Rows from a dataset:
——————

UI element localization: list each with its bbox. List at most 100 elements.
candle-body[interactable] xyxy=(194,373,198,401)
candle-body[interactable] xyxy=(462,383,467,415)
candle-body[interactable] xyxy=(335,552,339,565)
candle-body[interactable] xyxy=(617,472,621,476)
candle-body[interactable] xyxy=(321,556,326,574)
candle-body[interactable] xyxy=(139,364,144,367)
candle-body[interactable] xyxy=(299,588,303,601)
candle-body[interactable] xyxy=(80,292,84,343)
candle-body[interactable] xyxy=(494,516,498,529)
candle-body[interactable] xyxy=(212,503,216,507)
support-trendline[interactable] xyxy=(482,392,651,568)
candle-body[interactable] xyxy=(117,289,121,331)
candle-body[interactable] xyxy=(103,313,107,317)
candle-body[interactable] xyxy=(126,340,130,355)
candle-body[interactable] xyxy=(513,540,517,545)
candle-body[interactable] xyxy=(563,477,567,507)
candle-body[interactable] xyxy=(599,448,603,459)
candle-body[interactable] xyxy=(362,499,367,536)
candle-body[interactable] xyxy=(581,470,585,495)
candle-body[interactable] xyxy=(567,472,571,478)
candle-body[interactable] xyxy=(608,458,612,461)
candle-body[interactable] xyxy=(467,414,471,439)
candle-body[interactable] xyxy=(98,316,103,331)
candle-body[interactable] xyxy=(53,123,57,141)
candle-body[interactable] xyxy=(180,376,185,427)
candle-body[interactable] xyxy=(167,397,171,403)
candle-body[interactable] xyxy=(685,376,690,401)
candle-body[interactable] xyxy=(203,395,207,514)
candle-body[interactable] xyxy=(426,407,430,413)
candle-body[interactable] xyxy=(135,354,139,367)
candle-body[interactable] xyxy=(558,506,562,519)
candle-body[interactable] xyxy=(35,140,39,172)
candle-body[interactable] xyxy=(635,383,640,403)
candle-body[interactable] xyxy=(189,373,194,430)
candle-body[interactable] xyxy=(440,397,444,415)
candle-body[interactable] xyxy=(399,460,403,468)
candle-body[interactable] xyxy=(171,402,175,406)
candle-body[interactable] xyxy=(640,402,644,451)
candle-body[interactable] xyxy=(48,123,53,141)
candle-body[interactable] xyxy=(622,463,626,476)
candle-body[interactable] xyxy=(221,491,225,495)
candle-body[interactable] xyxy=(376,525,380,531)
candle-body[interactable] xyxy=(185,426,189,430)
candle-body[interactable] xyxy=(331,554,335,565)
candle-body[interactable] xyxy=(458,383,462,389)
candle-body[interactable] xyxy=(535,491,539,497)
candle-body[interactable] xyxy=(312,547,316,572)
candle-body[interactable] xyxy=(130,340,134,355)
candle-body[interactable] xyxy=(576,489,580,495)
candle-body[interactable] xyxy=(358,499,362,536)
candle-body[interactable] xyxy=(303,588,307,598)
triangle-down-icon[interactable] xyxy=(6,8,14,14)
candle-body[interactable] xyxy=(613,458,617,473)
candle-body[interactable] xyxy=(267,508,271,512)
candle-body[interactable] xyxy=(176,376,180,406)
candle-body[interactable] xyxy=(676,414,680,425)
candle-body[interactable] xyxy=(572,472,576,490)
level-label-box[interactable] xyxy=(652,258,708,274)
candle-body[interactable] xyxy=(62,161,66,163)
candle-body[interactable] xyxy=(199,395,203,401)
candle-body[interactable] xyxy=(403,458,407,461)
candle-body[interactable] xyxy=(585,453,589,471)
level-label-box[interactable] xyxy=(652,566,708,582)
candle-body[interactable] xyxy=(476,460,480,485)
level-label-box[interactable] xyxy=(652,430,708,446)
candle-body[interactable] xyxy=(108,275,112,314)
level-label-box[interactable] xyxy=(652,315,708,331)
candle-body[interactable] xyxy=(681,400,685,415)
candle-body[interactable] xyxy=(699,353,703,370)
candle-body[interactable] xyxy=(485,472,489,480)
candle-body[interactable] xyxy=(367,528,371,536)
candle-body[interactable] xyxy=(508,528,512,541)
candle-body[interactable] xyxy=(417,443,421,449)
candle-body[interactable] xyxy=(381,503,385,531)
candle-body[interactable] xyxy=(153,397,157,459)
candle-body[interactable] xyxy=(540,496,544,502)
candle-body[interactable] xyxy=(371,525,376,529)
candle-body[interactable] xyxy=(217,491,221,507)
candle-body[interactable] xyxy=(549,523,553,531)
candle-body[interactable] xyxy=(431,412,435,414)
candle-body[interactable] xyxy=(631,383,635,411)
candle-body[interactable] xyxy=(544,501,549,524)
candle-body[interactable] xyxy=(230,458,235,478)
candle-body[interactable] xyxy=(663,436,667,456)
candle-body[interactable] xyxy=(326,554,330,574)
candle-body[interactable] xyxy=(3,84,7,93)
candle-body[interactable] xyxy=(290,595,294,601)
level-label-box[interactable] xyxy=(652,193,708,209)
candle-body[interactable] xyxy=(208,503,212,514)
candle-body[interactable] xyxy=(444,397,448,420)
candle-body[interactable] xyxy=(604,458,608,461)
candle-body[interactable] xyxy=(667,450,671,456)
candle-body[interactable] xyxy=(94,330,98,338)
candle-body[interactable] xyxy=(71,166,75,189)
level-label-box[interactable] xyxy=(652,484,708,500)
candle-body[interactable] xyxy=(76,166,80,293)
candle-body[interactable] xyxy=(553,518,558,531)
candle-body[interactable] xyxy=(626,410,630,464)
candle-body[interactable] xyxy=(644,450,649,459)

——————

*GOAL OF THE EXERCISE*.
Show each line of the items above that contains the string "label", copied in full. Case counts when matching.

*SOLUTION TO THE EXERCISE*.
level-label-box[interactable] xyxy=(652,258,708,274)
level-label-box[interactable] xyxy=(652,566,708,582)
level-label-box[interactable] xyxy=(652,430,708,446)
level-label-box[interactable] xyxy=(652,315,708,331)
level-label-box[interactable] xyxy=(652,193,708,209)
level-label-box[interactable] xyxy=(652,484,708,500)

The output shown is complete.